>>>

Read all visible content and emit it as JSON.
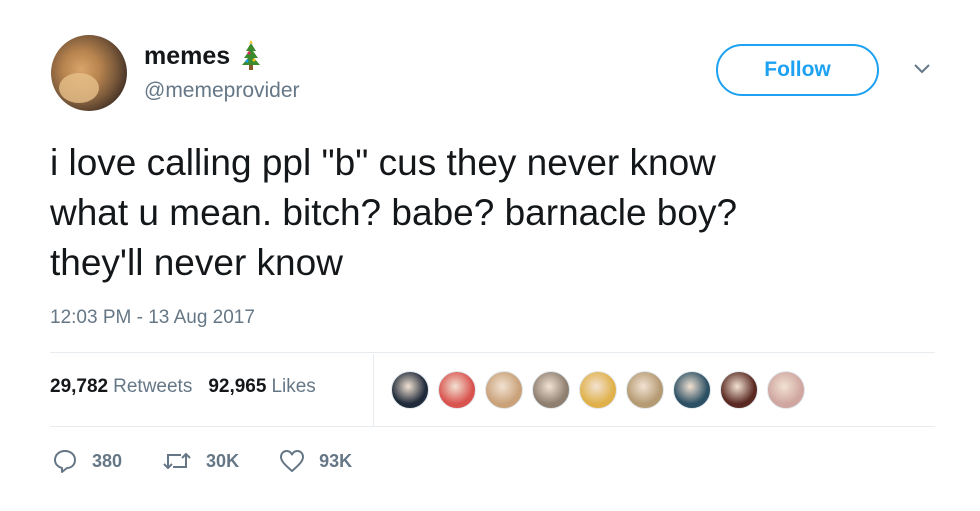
{
  "user": {
    "name": "memes",
    "handle": "@memeprovider",
    "emoji": "christmas-tree-icon"
  },
  "follow_label": "Follow",
  "tweet": {
    "lines": [
      "i love calling ppl \"b\" cus they never know",
      "what u mean. bitch? babe? barnacle boy?",
      "they'll never know"
    ],
    "timestamp": "12:03 PM - 13 Aug 2017"
  },
  "stats": {
    "retweets_count": "29,782",
    "retweets_label": "Retweets",
    "likes_count": "92,965",
    "likes_label": "Likes"
  },
  "likers": [
    {
      "name": "liker-avatar-1",
      "color": "#1f2a3a"
    },
    {
      "name": "liker-avatar-2",
      "color": "#d9534f"
    },
    {
      "name": "liker-avatar-3",
      "color": "#c9a27a"
    },
    {
      "name": "liker-avatar-4",
      "color": "#8e7f71"
    },
    {
      "name": "liker-avatar-5",
      "color": "#e0b14a"
    },
    {
      "name": "liker-avatar-6",
      "color": "#b59b74"
    },
    {
      "name": "liker-avatar-7",
      "color": "#2b4f63"
    },
    {
      "name": "liker-avatar-8",
      "color": "#5a2a22"
    },
    {
      "name": "liker-avatar-9",
      "color": "#cfa6a0"
    }
  ],
  "actions": {
    "replies": "380",
    "retweets": "30K",
    "likes": "93K"
  },
  "colors": {
    "accent": "#1da1f2",
    "muted": "#657786",
    "text": "#14171a"
  }
}
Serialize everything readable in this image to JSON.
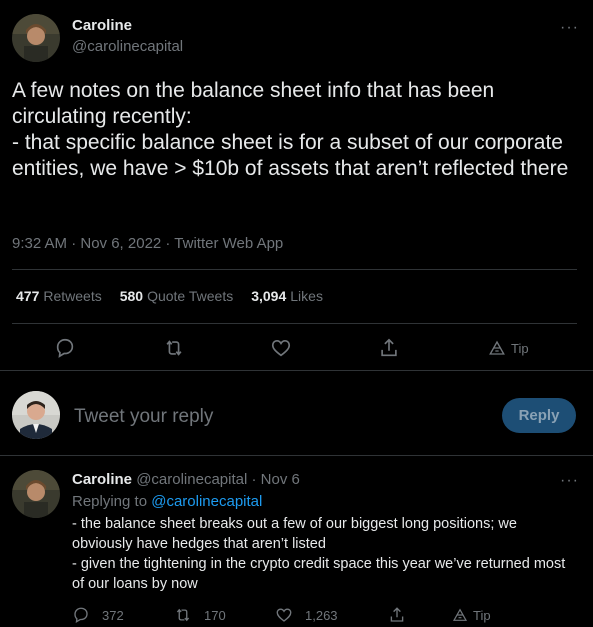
{
  "tweet": {
    "author_name": "Caroline",
    "author_handle": "@carolinecapital",
    "more_label": "···",
    "text": "A few notes on the balance sheet info that has been circulating recently:\n- that specific balance sheet is for a subset of our corporate entities, we have > $10b of assets that aren’t reflected there",
    "meta": "9:32 AM · Nov 6, 2022 · Twitter Web App",
    "stats": {
      "retweets_count": "477",
      "retweets_label": "Retweets",
      "quotes_count": "580",
      "quotes_label": "Quote Tweets",
      "likes_count": "3,094",
      "likes_label": "Likes"
    },
    "actions": {
      "tip_label": "Tip"
    }
  },
  "reply_box": {
    "placeholder": "Tweet your reply",
    "button_label": "Reply"
  },
  "reply_tweet": {
    "author_name": "Caroline",
    "author_handle": "@carolinecapital",
    "date": "· Nov 6",
    "more_label": "···",
    "replying_prefix": "Replying to ",
    "replying_to": "@carolinecapital",
    "text": "- the balance sheet breaks out a few of our biggest long positions; we obviously have hedges that aren’t listed\n- given the tightening in the crypto credit space this year we’ve returned most of our loans by now",
    "reply_count": "372",
    "retweet_count": "170",
    "like_count": "1,263",
    "tip_label": "Tip"
  },
  "colors": {
    "background": "#000000",
    "text": "#e7e9ea",
    "muted": "#71767b",
    "link": "#1d9bf0",
    "button_bg": "#1d4e75",
    "divider": "#2f3336"
  }
}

<<<

* _EXERCISE PROMPT_
Go through the data and gather every line that holds "avatar".

* _IN RESPONSE_
      "name": "liker-avatar-1",
      "name": "liker-avatar-2",
      "name": "liker-avatar-3",
      "name": "liker-avatar-4",
      "name": "liker-avatar-5",
      "name": "liker-avatar-6",
      "name": "liker-avatar-7",
      "name": "liker-avatar-8",
      "name": "liker-avatar-9",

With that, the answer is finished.